-------- Supplied data

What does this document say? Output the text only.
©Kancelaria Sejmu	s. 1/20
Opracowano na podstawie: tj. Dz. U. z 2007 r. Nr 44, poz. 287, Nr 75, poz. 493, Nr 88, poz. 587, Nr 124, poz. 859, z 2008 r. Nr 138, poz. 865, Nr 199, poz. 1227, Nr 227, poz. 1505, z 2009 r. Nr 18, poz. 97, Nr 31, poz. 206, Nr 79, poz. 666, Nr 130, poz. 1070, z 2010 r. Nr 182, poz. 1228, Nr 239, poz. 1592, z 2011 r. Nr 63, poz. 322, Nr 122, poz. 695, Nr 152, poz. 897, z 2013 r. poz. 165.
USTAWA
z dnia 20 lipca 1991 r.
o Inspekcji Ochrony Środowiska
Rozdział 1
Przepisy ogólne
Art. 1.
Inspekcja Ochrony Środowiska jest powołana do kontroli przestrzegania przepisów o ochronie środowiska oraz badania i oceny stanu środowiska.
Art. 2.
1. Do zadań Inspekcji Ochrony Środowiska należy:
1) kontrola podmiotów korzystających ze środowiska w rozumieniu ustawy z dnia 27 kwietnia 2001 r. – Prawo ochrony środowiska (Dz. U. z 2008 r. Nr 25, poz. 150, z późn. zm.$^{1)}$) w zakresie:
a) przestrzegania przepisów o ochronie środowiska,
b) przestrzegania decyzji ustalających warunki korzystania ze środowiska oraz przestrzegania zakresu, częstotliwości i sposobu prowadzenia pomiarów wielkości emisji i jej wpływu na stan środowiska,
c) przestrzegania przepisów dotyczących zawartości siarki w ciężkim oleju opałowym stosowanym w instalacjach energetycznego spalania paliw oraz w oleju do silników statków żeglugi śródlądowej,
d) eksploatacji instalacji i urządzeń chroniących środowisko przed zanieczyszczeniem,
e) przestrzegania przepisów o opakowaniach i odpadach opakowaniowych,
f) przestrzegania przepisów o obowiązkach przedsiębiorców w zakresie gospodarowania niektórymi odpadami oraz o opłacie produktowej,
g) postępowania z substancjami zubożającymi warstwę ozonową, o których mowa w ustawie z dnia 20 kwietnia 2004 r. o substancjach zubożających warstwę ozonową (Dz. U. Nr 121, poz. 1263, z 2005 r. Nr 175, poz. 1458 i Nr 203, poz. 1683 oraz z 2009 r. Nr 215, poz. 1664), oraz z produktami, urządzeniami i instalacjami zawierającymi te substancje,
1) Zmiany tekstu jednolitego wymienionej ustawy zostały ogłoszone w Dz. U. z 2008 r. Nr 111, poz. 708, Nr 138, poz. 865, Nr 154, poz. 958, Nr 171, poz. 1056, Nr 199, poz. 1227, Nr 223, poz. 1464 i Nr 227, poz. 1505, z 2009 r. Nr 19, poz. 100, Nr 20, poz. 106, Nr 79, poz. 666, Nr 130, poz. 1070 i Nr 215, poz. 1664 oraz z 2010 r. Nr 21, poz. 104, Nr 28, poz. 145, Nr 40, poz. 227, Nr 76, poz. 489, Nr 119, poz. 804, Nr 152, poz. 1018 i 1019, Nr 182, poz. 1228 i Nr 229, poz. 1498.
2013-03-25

----------------

Direction → Everything in the listing above should be restated exactly.

Written answer →
What does this document say? Output the text only.
©Kancelaria Sejmu	s. 1/20
Opracowano na podstawie: tj. Dz. U. z 2007 r. Nr 44, poz. 287, Nr 75, poz. 493, Nr 88, poz. 587, Nr 124, poz. 859, z 2008 r. Nr 138, poz. 865, Nr 199, poz. 1227, Nr 227, poz. 1505, z 2009 r. Nr 18, poz. 97, Nr 31, poz. 206, Nr 79, poz. 666, Nr 130, poz. 1070, z 2010 r. Nr 182, poz. 1228, Nr 239, poz. 1592, z 2011 r. Nr 63, poz. 322, Nr 122, poz. 695, Nr 152, poz. 897, z 2013 r. poz. 165.
USTAWA
z dnia 20 lipca 1991 r.
o Inspekcji Ochrony Środowiska
Rozdział 1
Przepisy ogólne
Art. 1.
Inspekcja Ochrony Środowiska jest powołana do kontroli przestrzegania przepisów o ochronie środowiska oraz badania i oceny stanu środowiska.
Art. 2.
1. Do zadań Inspekcji Ochrony Środowiska należy:
1) kontrola podmiotów korzystających ze środowiska w rozumieniu ustawy z dnia 27 kwietnia 2001 r. – Prawo ochrony środowiska (Dz. U. z 2008 r. Nr 25, poz. 150, z późn. zm.$^{1)}$) w zakresie:
a) przestrzegania przepisów o ochronie środowiska,
b) przestrzegania decyzji ustalających warunki korzystania ze środowiska oraz przestrzegania zakresu, częstotliwości i sposobu prowadzenia pomiarów wielkości emisji i jej wpływu na stan środowiska,
c) przestrzegania przepisów dotyczących zawartości siarki w ciężkim oleju opałowym stosowanym w instalacjach energetycznego spalania paliw oraz w oleju do silników statków żeglugi śródlądowej,
d) eksploatacji instalacji i urządzeń chroniących środowisko przed zanieczyszczeniem,
e) przestrzegania przepisów o opakowaniach i odpadach opakowaniowych,
f) przestrzegania przepisów o obowiązkach przedsiębiorców w zakresie gospodarowania niektórymi odpadami oraz o opłacie produktowej,
g) postępowania z substancjami zubożającymi warstwę ozonową, o których mowa w ustawie z dnia 20 kwietnia 2004 r. o substancjach zubożających warstwę ozonową (Dz. U. Nr 121, poz. 1263, z 2005 r. Nr 175, poz. 1458 i Nr 203, poz. 1683 oraz z 2009 r. Nr 215, poz. 1664), oraz z produktami, urządzeniami i instalacjami zawierającymi te substancje,
1) Zmiany tekstu jednolitego wymienionej ustawy zostały ogłoszone w Dz. U. z 2008 r. Nr 111, poz. 708, Nr 138, poz. 865, Nr 154, poz. 958, Nr 171, poz. 1056, Nr 199, poz. 1227, Nr 223, poz. 1464 i Nr 227, poz. 1505, z 2009 r. Nr 19, poz. 100, Nr 20, poz. 106, Nr 79, poz. 666, Nr 130, poz. 1070 i Nr 215, poz. 1664 oraz z 2010 r. Nr 21, poz. 104, Nr 28, poz. 145, Nr 40, poz. 227, Nr 76, poz. 489, Nr 119, poz. 804, Nr 152, poz. 1018 i 1019, Nr 182, poz. 1228 i Nr 229, poz. 1498.
2013-03-25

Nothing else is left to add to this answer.